* [Records]:
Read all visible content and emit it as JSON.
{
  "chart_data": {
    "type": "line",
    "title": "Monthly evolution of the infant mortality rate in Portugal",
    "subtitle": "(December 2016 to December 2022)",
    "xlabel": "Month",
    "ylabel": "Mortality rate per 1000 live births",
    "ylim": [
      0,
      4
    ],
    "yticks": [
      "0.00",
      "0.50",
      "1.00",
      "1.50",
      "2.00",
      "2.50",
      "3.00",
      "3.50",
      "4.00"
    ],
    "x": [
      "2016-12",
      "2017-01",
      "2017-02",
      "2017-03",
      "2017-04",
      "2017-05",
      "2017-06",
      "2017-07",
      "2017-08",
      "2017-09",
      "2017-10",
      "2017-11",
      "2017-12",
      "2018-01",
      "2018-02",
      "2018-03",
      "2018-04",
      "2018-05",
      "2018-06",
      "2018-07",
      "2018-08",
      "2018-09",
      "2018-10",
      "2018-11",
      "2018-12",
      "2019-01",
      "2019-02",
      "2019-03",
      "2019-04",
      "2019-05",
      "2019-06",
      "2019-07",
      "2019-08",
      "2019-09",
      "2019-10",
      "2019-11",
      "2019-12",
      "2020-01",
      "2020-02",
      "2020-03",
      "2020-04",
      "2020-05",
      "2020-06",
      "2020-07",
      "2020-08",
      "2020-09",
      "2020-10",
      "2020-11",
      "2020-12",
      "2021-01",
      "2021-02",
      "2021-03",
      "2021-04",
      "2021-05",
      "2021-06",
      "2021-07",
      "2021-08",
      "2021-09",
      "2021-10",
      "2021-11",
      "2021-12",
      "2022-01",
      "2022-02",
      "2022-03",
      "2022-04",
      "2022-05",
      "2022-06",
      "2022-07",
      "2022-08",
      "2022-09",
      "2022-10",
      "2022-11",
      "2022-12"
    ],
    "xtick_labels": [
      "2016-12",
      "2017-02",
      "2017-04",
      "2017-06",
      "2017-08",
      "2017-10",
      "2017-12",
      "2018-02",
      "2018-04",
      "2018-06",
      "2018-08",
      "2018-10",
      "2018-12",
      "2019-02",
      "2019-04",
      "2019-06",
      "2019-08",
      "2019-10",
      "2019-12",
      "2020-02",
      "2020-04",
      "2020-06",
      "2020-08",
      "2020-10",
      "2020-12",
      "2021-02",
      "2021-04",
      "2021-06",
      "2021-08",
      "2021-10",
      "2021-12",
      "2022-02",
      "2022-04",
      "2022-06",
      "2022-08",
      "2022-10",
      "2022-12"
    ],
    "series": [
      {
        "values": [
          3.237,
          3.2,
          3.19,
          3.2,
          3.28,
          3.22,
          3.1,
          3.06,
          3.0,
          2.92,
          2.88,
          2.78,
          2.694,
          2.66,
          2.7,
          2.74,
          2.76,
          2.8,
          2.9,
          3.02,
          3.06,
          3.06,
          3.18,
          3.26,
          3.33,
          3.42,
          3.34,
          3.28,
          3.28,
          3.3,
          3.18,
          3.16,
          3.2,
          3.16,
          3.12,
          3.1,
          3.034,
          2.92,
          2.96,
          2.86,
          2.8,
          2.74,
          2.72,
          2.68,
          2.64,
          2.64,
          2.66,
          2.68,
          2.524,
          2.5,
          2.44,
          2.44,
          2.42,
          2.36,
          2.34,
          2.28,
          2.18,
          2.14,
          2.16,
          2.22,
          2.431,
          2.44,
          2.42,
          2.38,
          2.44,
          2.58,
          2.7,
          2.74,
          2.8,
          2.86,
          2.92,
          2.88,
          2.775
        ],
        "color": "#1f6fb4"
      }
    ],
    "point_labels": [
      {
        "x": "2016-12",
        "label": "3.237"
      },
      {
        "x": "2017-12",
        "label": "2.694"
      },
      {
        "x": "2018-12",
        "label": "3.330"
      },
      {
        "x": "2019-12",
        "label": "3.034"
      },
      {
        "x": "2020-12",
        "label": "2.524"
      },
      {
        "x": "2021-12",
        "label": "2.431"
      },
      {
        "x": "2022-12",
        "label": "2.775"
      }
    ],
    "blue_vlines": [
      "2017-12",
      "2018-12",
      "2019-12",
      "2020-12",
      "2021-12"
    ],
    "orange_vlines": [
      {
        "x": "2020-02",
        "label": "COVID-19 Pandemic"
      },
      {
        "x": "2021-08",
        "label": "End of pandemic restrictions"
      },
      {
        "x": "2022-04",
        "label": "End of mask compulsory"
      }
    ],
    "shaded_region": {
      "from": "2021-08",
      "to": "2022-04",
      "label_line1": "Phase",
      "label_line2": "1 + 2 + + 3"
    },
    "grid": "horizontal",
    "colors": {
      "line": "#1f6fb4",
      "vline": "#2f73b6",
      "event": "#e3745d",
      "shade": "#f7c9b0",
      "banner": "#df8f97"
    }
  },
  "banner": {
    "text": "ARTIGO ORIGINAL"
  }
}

* [What is expected]:
Reproduce the whole listing word for word.

* [Output for this exercise]:
Read all visible content and emit it as JSON.
{
  "chart_data": {
    "type": "line",
    "title": "Monthly evolution of the infant mortality rate in Portugal",
    "subtitle": "(December 2016 to December 2022)",
    "xlabel": "Month",
    "ylabel": "Mortality rate per 1000 live births",
    "ylim": [
      0,
      4
    ],
    "yticks": [
      "0.00",
      "0.50",
      "1.00",
      "1.50",
      "2.00",
      "2.50",
      "3.00",
      "3.50",
      "4.00"
    ],
    "x": [
      "2016-12",
      "2017-01",
      "2017-02",
      "2017-03",
      "2017-04",
      "2017-05",
      "2017-06",
      "2017-07",
      "2017-08",
      "2017-09",
      "2017-10",
      "2017-11",
      "2017-12",
      "2018-01",
      "2018-02",
      "2018-03",
      "2018-04",
      "2018-05",
      "2018-06",
      "2018-07",
      "2018-08",
      "2018-09",
      "2018-10",
      "2018-11",
      "2018-12",
      "2019-01",
      "2019-02",
      "2019-03",
      "2019-04",
      "2019-05",
      "2019-06",
      "2019-07",
      "2019-08",
      "2019-09",
      "2019-10",
      "2019-11",
      "2019-12",
      "2020-01",
      "2020-02",
      "2020-03",
      "2020-04",
      "2020-05",
      "2020-06",
      "2020-07",
      "2020-08",
      "2020-09",
      "2020-10",
      "2020-11",
      "2020-12",
      "2021-01",
      "2021-02",
      "2021-03",
      "2021-04",
      "2021-05",
      "2021-06",
      "2021-07",
      "2021-08",
      "2021-09",
      "2021-10",
      "2021-11",
      "2021-12",
      "2022-01",
      "2022-02",
      "2022-03",
      "2022-04",
      "2022-05",
      "2022-06",
      "2022-07",
      "2022-08",
      "2022-09",
      "2022-10",
      "2022-11",
      "2022-12"
    ],
    "xtick_labels": [
      "2016-12",
      "2017-02",
      "2017-04",
      "2017-06",
      "2017-08",
      "2017-10",
      "2017-12",
      "2018-02",
      "2018-04",
      "2018-06",
      "2018-08",
      "2018-10",
      "2018-12",
      "2019-02",
      "2019-04",
      "2019-06",
      "2019-08",
      "2019-10",
      "2019-12",
      "2020-02",
      "2020-04",
      "2020-06",
      "2020-08",
      "2020-10",
      "2020-12",
      "2021-02",
      "2021-04",
      "2021-06",
      "2021-08",
      "2021-10",
      "2021-12",
      "2022-02",
      "2022-04",
      "2022-06",
      "2022-08",
      "2022-10",
      "2022-12"
    ],
    "series": [
      {
        "values": [
          3.237,
          3.2,
          3.19,
          3.2,
          3.28,
          3.22,
          3.1,
          3.06,
          3.0,
          2.92,
          2.88,
          2.78,
          2.694,
          2.66,
          2.7,
          2.74,
          2.76,
          2.8,
          2.9,
          3.02,
          3.06,
          3.06,
          3.18,
          3.26,
          3.33,
          3.42,
          3.34,
          3.28,
          3.28,
          3.3,
          3.18,
          3.16,
          3.2,
          3.16,
          3.12,
          3.1,
          3.034,
          2.92,
          2.96,
          2.86,
          2.8,
          2.74,
          2.72,
          2.68,
          2.64,
          2.64,
          2.66,
          2.68,
          2.524,
          2.5,
          2.44,
          2.44,
          2.42,
          2.36,
          2.34,
          2.28,
          2.18,
          2.14,
          2.16,
          2.22,
          2.431,
          2.44,
          2.42,
          2.38,
          2.44,
          2.58,
          2.7,
          2.74,
          2.8,
          2.86,
          2.92,
          2.88,
          2.775
        ],
        "color": "#1f6fb4"
      }
    ],
    "point_labels": [
      {
        "x": "2016-12",
        "label": "3.237"
      },
      {
        "x": "2017-12",
        "label": "2.694"
      },
      {
        "x": "2018-12",
        "label": "3.330"
      },
      {
        "x": "2019-12",
        "label": "3.034"
      },
      {
        "x": "2020-12",
        "label": "2.524"
      },
      {
        "x": "2021-12",
        "label": "2.431"
      },
      {
        "x": "2022-12",
        "label": "2.775"
      }
    ],
    "blue_vlines": [
      "2017-12",
      "2018-12",
      "2019-12",
      "2020-12",
      "2021-12"
    ],
    "orange_vlines": [
      {
        "x": "2020-02",
        "label": "COVID-19 Pandemic"
      },
      {
        "x": "2021-08",
        "label": "End of pandemic restrictions"
      },
      {
        "x": "2022-04",
        "label": "End of mask compulsory"
      }
    ],
    "shaded_region": {
      "from": "2021-08",
      "to": "2022-04",
      "label_line1": "Phase",
      "label_line2": "1 + 2 + + 3"
    },
    "grid": "horizontal",
    "colors": {
      "line": "#1f6fb4",
      "vline": "#2f73b6",
      "event": "#e3745d",
      "shade": "#f7c9b0",
      "banner": "#df8f97"
    }
  },
  "banner": {
    "text": "ARTIGO ORIGINAL"
  }
}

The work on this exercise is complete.